▸ **Exercise requirements**: The data below needs to be returned exactly, line for line.

▸ **Data excerpts**:

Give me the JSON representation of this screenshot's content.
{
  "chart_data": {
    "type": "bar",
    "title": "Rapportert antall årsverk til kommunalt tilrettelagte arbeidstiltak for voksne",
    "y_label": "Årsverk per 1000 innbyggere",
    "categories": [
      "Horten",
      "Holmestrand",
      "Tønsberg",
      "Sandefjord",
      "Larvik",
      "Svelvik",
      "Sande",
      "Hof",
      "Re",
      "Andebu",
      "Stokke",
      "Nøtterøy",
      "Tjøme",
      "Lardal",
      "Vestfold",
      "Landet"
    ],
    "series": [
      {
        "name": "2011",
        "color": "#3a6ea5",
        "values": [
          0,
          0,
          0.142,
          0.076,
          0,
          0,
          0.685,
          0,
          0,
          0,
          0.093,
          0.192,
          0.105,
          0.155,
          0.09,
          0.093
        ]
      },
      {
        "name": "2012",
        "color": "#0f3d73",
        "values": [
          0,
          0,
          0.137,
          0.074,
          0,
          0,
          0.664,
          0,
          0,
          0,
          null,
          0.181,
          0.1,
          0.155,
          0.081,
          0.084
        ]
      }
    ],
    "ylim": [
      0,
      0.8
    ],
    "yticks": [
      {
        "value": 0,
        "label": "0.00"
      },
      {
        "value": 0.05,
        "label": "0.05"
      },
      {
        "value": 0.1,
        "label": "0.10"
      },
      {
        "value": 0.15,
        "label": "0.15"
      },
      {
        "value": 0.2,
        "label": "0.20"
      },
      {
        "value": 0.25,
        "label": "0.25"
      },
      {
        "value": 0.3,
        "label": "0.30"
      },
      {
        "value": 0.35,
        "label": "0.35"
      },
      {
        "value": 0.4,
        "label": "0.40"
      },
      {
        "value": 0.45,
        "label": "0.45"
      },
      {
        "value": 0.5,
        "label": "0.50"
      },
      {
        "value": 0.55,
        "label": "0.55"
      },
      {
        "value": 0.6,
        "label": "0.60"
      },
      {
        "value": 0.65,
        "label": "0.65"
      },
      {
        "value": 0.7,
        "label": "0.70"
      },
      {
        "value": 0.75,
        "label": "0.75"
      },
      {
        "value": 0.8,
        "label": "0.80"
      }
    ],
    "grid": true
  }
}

▸ **Full solution**:
Give me the JSON representation of this screenshot's content.
{
  "chart_data": {
    "type": "bar",
    "title": "Rapportert antall årsverk til kommunalt tilrettelagte arbeidstiltak for voksne",
    "y_label": "Årsverk per 1000 innbyggere",
    "categories": [
      "Horten",
      "Holmestrand",
      "Tønsberg",
      "Sandefjord",
      "Larvik",
      "Svelvik",
      "Sande",
      "Hof",
      "Re",
      "Andebu",
      "Stokke",
      "Nøtterøy",
      "Tjøme",
      "Lardal",
      "Vestfold",
      "Landet"
    ],
    "series": [
      {
        "name": "2011",
        "color": "#3a6ea5",
        "values": [
          0,
          0,
          0.142,
          0.076,
          0,
          0,
          0.685,
          0,
          0,
          0,
          0.093,
          0.192,
          0.105,
          0.155,
          0.09,
          0.093
        ]
      },
      {
        "name": "2012",
        "color": "#0f3d73",
        "values": [
          0,
          0,
          0.137,
          0.074,
          0,
          0,
          0.664,
          0,
          0,
          0,
          null,
          0.181,
          0.1,
          0.155,
          0.081,
          0.084
        ]
      }
    ],
    "ylim": [
      0,
      0.8
    ],
    "yticks": [
      {
        "value": 0,
        "label": "0.00"
      },
      {
        "value": 0.05,
        "label": "0.05"
      },
      {
        "value": 0.1,
        "label": "0.10"
      },
      {
        "value": 0.15,
        "label": "0.15"
      },
      {
        "value": 0.2,
        "label": "0.20"
      },
      {
        "value": 0.25,
        "label": "0.25"
      },
      {
        "value": 0.3,
        "label": "0.30"
      },
      {
        "value": 0.35,
        "label": "0.35"
      },
      {
        "value": 0.4,
        "label": "0.40"
      },
      {
        "value": 0.45,
        "label": "0.45"
      },
      {
        "value": 0.5,
        "label": "0.50"
      },
      {
        "value": 0.55,
        "label": "0.55"
      },
      {
        "value": 0.6,
        "label": "0.60"
      },
      {
        "value": 0.65,
        "label": "0.65"
      },
      {
        "value": 0.7,
        "label": "0.70"
      },
      {
        "value": 0.75,
        "label": "0.75"
      },
      {
        "value": 0.8,
        "label": "0.80"
      }
    ],
    "grid": true
  }
}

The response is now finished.